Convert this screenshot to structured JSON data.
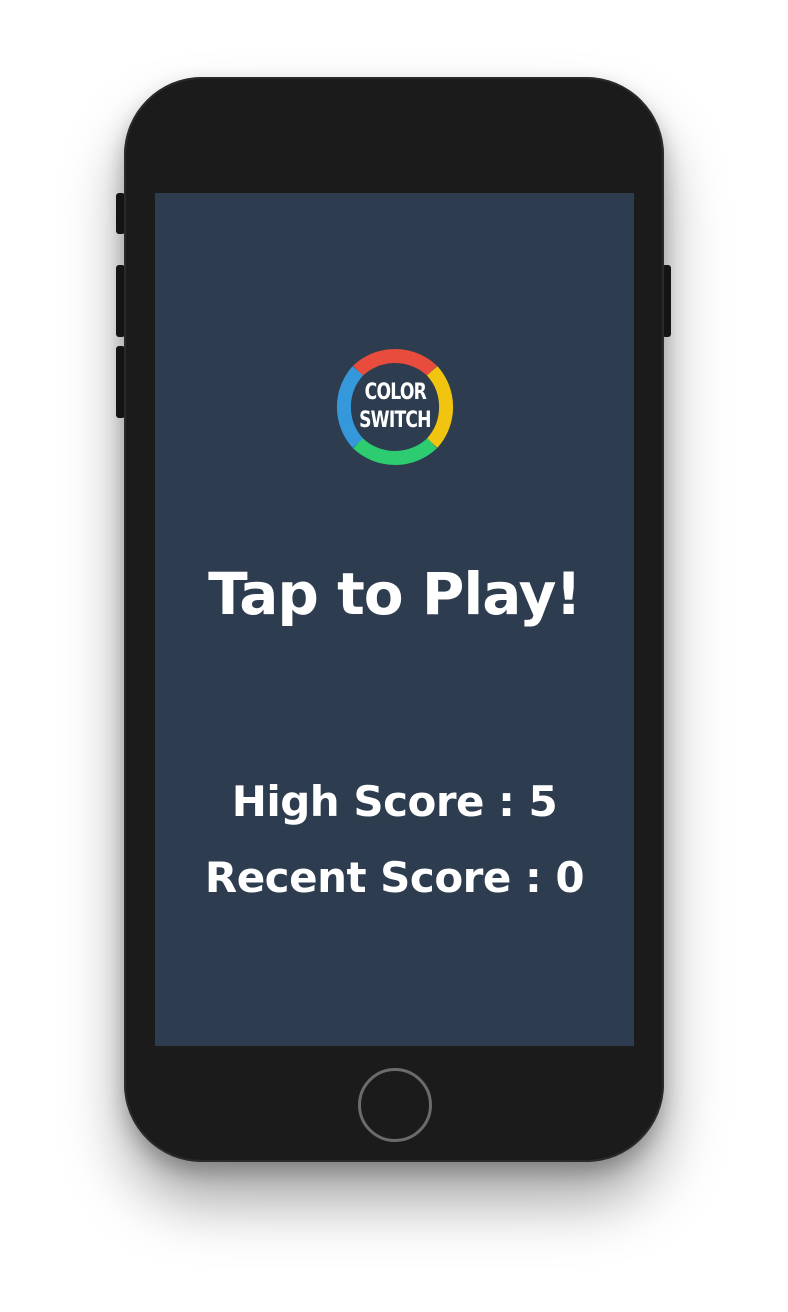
{
  "logo": {
    "line1": "COLOR",
    "line2": "SWITCH",
    "ring_colors": [
      "#e74c3c",
      "#f1c40f",
      "#2ecc71",
      "#3498db"
    ]
  },
  "screen": {
    "background": "#2d3c4e",
    "prompt": "Tap to Play!",
    "high_score": "High Score : 5",
    "recent_score": "Recent Score : 0"
  },
  "device": {
    "home_button": "home-button"
  }
}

STATED EXERCISE: Reproduce the full material exactly, excluding the pictures.

ANSWER FOR THIS EXERCISE:
Convert this screenshot to structured JSON data.
{
  "logo": {
    "line1": "COLOR",
    "line2": "SWITCH",
    "ring_colors": [
      "#e74c3c",
      "#f1c40f",
      "#2ecc71",
      "#3498db"
    ]
  },
  "screen": {
    "background": "#2d3c4e",
    "prompt": "Tap to Play!",
    "high_score": "High Score : 5",
    "recent_score": "Recent Score : 0"
  },
  "device": {
    "home_button": "home-button"
  }
}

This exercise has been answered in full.